Read the entries below and pull out each line with the string "what".

---------- Data in this exercise ----------

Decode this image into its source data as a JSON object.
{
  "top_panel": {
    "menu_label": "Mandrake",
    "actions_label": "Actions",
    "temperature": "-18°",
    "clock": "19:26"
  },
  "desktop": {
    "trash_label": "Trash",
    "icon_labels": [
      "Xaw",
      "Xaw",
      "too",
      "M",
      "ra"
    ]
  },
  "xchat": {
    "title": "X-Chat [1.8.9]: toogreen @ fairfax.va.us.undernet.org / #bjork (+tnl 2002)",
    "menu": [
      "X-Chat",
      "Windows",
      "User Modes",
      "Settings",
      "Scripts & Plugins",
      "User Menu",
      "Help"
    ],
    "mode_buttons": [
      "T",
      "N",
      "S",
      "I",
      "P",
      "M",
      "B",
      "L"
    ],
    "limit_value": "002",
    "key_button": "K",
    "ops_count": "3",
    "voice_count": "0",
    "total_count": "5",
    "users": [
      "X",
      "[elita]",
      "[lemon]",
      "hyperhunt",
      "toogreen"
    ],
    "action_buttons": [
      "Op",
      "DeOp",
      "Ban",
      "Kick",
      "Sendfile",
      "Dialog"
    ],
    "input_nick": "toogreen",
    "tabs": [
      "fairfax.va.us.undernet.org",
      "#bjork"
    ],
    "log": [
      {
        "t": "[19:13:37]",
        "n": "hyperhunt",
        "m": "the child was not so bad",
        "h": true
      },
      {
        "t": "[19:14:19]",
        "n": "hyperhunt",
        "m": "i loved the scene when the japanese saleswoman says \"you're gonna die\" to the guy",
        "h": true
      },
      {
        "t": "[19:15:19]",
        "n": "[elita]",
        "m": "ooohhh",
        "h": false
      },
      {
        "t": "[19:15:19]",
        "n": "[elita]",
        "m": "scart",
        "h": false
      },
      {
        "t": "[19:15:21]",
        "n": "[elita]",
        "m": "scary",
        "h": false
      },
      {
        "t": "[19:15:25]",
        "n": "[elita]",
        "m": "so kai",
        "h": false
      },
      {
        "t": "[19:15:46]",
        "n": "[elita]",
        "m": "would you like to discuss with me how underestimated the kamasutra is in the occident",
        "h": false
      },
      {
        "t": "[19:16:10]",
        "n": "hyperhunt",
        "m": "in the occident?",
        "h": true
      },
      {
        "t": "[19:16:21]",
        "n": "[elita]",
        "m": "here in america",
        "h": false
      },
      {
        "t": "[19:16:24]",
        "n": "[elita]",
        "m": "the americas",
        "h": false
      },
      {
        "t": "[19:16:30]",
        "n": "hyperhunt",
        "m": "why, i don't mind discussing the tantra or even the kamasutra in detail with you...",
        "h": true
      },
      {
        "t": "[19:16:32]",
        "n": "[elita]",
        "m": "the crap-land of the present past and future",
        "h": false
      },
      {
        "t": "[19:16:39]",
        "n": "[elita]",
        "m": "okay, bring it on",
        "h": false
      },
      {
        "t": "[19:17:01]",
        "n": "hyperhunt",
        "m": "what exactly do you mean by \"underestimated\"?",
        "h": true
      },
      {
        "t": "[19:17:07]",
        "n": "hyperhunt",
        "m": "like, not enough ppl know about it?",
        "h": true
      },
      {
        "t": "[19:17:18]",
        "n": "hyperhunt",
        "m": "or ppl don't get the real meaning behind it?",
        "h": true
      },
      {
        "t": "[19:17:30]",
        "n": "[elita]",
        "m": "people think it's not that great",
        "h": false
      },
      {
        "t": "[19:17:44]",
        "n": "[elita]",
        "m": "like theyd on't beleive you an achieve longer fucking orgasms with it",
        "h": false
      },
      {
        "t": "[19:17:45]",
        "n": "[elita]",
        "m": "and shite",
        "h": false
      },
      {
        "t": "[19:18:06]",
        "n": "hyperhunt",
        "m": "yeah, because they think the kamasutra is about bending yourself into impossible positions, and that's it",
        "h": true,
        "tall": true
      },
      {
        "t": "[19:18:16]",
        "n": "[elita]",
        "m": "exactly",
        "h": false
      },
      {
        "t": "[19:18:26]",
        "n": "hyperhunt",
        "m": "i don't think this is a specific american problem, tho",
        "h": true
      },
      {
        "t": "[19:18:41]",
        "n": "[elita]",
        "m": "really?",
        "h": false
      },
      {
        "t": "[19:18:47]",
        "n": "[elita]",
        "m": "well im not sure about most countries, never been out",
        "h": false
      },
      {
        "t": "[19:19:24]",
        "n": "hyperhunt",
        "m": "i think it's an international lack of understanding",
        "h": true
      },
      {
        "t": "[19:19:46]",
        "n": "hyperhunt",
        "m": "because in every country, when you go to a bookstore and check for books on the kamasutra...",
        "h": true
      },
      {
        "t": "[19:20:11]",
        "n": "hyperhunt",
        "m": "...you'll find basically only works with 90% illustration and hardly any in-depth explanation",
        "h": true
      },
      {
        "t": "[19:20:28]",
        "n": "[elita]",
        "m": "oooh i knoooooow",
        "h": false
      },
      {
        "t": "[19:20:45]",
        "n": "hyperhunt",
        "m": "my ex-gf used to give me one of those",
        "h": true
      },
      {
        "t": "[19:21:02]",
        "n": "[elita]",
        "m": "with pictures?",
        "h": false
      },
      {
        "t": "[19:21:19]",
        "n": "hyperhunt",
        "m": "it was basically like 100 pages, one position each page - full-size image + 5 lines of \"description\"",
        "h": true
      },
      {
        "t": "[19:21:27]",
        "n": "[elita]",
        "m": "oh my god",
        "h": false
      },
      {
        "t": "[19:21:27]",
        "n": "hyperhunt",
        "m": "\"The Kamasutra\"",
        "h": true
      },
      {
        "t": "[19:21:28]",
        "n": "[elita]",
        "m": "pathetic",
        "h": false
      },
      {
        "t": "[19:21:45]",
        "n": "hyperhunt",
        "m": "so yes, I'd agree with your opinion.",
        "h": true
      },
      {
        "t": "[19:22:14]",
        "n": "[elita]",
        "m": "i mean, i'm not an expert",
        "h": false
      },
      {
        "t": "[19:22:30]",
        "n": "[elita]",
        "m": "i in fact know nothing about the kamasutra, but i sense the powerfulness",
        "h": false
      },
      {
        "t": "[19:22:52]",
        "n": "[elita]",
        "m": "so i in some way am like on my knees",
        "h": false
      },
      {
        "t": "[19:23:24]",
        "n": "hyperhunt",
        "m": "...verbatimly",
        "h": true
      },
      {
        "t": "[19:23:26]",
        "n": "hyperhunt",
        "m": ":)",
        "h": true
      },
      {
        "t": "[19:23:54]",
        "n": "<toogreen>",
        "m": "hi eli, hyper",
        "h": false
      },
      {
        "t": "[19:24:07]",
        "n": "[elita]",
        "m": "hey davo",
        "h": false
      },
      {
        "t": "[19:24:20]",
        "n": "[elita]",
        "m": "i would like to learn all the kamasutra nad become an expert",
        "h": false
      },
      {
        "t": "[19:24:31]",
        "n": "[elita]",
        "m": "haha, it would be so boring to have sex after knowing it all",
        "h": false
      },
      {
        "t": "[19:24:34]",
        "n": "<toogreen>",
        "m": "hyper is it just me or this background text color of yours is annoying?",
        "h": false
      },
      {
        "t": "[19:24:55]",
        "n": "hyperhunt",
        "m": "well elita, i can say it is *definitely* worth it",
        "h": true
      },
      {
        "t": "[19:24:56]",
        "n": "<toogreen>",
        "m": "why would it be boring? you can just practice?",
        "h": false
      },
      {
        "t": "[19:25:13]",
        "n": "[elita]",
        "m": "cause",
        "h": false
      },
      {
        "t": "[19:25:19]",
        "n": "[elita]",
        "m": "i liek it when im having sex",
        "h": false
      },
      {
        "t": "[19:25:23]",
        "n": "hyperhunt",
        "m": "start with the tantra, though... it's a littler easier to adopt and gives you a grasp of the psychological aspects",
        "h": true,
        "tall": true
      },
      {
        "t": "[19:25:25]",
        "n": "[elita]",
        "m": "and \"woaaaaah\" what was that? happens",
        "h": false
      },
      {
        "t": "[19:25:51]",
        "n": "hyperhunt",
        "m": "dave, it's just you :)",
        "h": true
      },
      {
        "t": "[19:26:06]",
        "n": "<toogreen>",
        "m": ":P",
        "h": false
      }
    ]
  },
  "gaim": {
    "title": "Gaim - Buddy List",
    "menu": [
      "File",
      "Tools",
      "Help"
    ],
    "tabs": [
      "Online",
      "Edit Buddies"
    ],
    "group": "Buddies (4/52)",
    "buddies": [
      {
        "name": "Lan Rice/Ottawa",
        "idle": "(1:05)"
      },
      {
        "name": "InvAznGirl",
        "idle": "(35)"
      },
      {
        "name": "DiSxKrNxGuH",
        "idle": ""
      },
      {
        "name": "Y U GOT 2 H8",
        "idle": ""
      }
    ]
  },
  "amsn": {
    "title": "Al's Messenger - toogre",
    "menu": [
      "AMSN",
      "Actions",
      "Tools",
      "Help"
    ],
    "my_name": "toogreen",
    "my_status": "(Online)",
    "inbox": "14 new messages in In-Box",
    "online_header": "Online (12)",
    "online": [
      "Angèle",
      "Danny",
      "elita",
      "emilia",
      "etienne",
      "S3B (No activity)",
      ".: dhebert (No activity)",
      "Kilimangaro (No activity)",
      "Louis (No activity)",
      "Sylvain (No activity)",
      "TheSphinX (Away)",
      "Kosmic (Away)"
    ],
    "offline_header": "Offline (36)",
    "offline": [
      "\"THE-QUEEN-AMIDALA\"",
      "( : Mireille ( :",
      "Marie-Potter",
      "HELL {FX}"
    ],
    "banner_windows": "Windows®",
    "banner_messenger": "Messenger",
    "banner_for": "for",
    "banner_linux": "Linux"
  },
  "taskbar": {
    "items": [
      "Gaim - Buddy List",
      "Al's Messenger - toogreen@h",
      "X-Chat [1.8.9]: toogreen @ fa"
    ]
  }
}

----------
---------- Data in this exercise ----------

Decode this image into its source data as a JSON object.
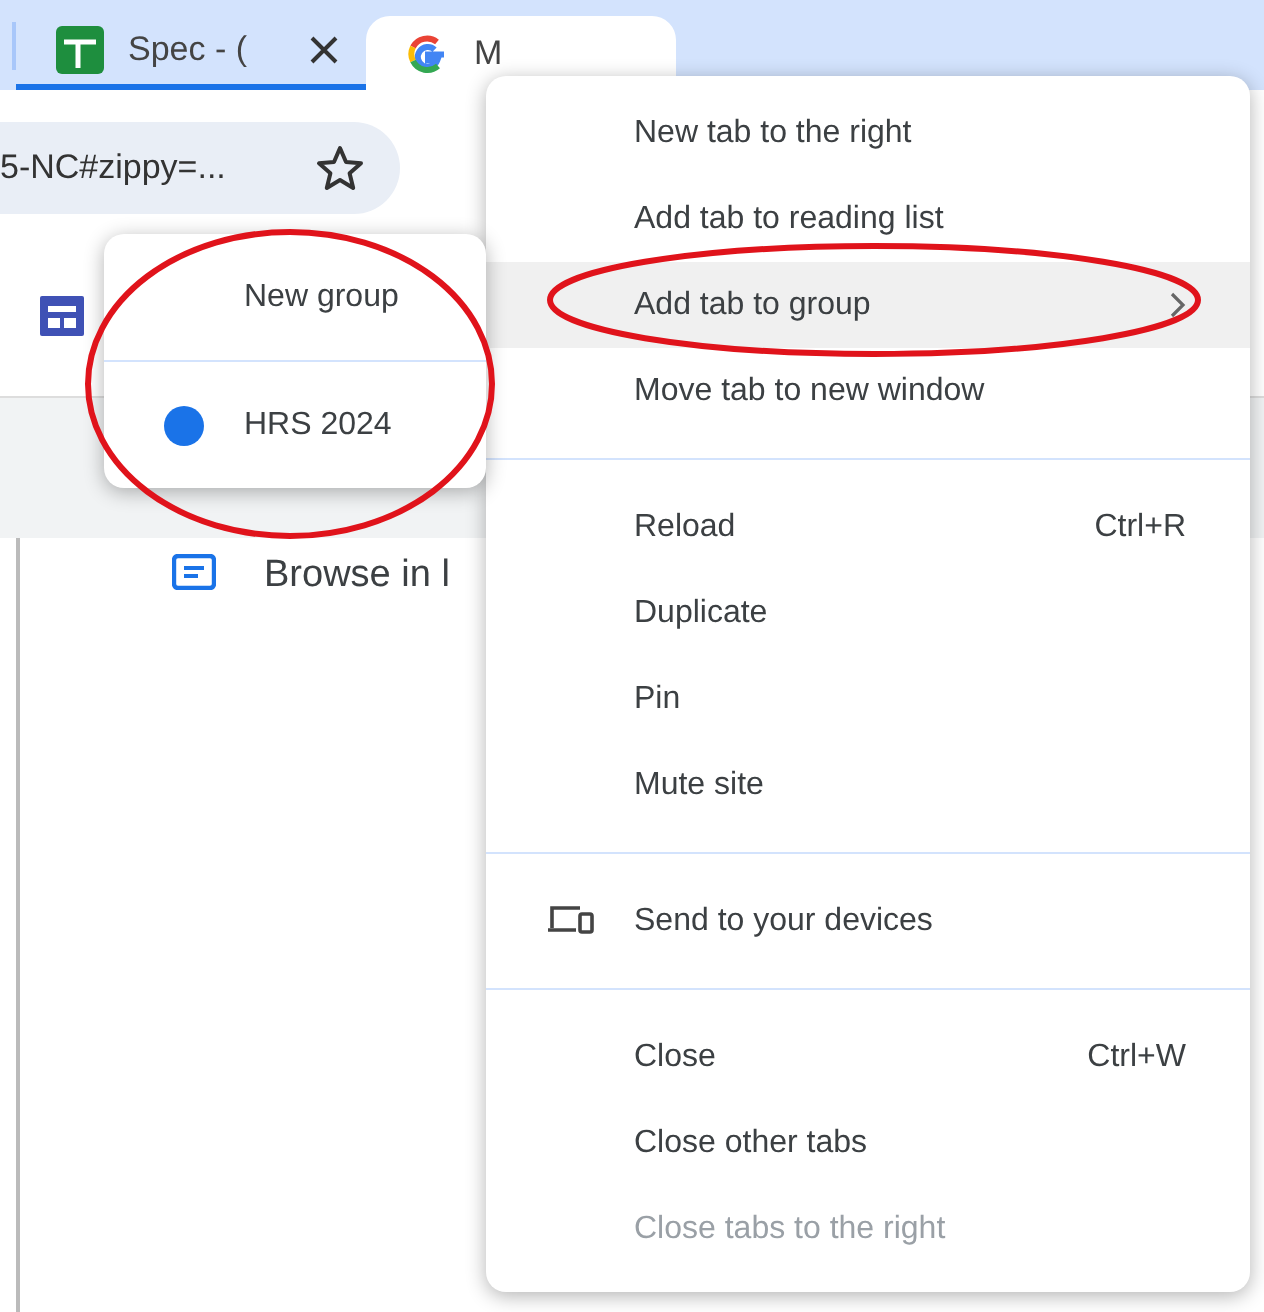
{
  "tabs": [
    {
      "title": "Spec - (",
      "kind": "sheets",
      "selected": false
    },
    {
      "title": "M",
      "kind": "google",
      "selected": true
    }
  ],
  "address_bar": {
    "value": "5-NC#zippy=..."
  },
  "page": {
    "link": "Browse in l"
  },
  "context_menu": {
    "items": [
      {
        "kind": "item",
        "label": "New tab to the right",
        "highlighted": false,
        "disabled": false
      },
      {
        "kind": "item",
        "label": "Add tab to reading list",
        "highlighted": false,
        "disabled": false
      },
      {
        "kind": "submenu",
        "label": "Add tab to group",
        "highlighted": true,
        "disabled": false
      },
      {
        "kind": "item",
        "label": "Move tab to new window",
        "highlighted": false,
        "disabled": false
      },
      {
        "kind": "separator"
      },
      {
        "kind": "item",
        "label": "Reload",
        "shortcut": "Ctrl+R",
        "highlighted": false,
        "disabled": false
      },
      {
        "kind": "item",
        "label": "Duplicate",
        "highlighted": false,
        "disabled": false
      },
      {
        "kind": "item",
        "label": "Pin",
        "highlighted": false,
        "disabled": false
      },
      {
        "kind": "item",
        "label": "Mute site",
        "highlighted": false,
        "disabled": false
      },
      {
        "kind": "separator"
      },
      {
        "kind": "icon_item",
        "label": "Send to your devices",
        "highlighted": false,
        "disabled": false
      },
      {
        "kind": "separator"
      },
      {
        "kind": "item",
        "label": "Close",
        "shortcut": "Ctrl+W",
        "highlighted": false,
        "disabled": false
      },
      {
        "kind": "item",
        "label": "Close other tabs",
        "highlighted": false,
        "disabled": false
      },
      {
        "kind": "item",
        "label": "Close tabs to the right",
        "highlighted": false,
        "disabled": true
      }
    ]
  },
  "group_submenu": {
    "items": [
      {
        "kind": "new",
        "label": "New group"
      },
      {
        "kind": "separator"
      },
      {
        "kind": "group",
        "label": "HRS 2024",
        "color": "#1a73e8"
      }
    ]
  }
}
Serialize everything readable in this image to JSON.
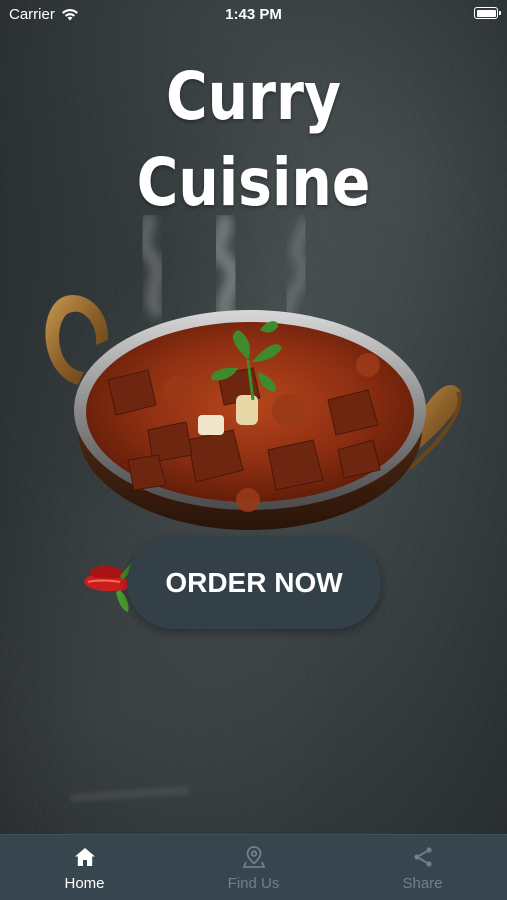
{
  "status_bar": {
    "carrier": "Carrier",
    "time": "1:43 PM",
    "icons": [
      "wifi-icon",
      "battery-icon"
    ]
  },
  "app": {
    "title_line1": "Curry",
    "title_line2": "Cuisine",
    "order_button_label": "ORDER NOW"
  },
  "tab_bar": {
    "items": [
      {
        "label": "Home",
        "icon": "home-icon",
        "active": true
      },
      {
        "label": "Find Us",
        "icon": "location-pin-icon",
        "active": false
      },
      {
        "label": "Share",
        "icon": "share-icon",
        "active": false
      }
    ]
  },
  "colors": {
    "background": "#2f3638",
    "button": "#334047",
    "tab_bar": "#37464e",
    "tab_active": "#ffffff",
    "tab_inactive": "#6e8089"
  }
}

----------
---------- Data in this exercise ----------

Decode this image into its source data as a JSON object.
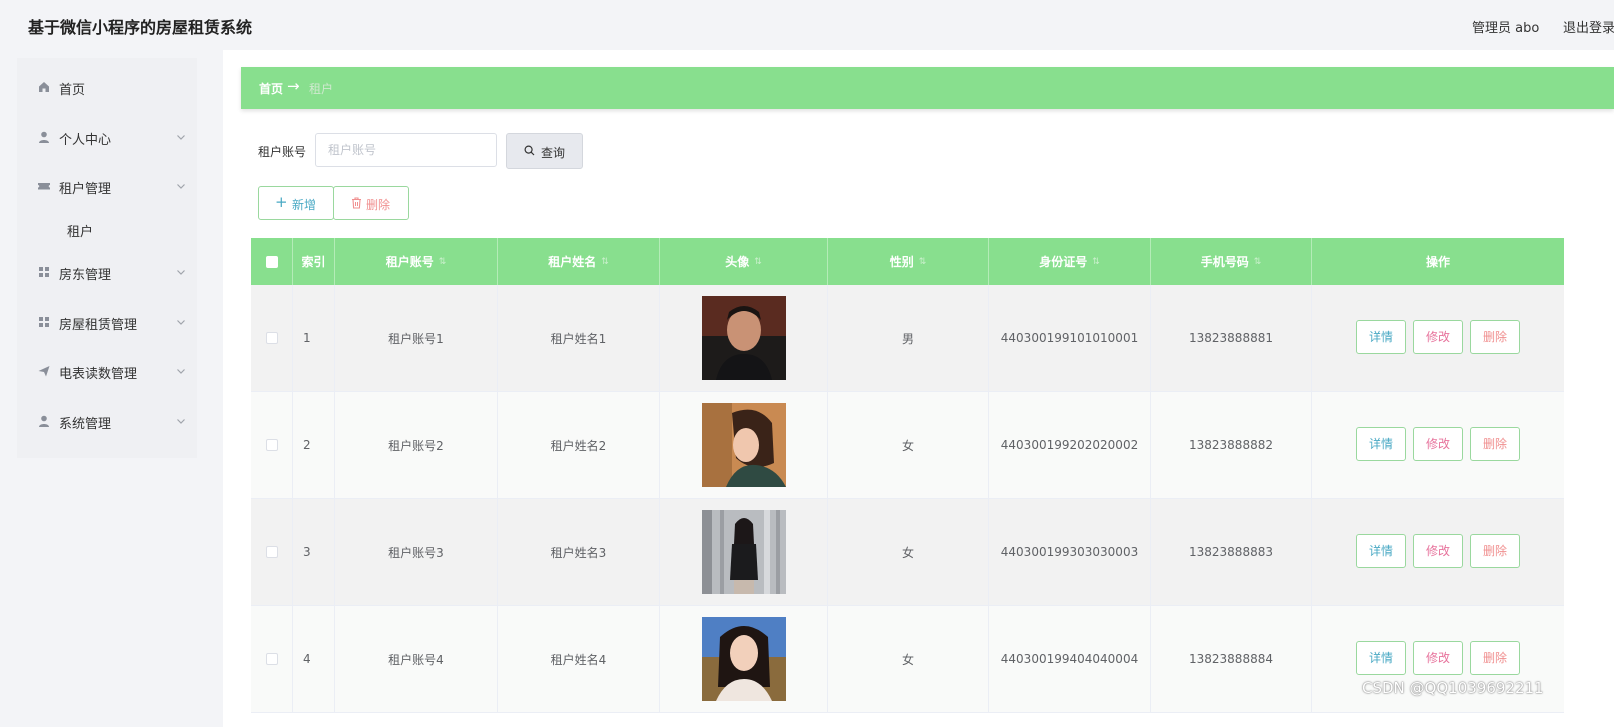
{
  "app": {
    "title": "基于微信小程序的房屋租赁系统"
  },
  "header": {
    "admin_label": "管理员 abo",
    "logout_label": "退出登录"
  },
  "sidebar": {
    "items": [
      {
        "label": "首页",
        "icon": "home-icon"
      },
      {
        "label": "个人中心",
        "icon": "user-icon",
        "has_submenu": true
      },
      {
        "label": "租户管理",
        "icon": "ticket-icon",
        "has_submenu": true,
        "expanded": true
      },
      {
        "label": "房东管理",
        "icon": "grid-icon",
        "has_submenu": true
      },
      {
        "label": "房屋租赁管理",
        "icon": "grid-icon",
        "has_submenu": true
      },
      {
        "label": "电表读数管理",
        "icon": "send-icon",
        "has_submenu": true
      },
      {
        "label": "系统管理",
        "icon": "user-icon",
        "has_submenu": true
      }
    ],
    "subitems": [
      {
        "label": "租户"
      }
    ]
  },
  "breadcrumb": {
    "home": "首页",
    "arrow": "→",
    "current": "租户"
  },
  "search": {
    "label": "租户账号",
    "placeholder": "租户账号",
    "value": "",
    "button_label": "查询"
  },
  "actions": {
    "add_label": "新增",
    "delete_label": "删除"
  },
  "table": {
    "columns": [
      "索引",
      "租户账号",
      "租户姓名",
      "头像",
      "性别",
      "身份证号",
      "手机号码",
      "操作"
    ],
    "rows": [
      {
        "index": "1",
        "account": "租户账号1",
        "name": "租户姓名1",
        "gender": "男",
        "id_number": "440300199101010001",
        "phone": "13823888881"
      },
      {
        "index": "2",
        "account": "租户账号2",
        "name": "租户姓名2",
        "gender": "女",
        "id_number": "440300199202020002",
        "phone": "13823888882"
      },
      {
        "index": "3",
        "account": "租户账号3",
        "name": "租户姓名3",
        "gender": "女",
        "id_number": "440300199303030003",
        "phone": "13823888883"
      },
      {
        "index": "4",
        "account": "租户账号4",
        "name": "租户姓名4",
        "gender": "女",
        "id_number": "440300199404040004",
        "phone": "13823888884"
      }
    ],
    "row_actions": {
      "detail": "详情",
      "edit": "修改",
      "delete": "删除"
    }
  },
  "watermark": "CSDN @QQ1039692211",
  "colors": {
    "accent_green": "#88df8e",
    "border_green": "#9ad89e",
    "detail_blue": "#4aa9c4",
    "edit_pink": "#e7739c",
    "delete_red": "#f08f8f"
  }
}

----------

### Exercise response
        "m": "what exactly do you mean by \"underestimated\"?",
        "m": "and \"woaaaaah\" what was that? happens",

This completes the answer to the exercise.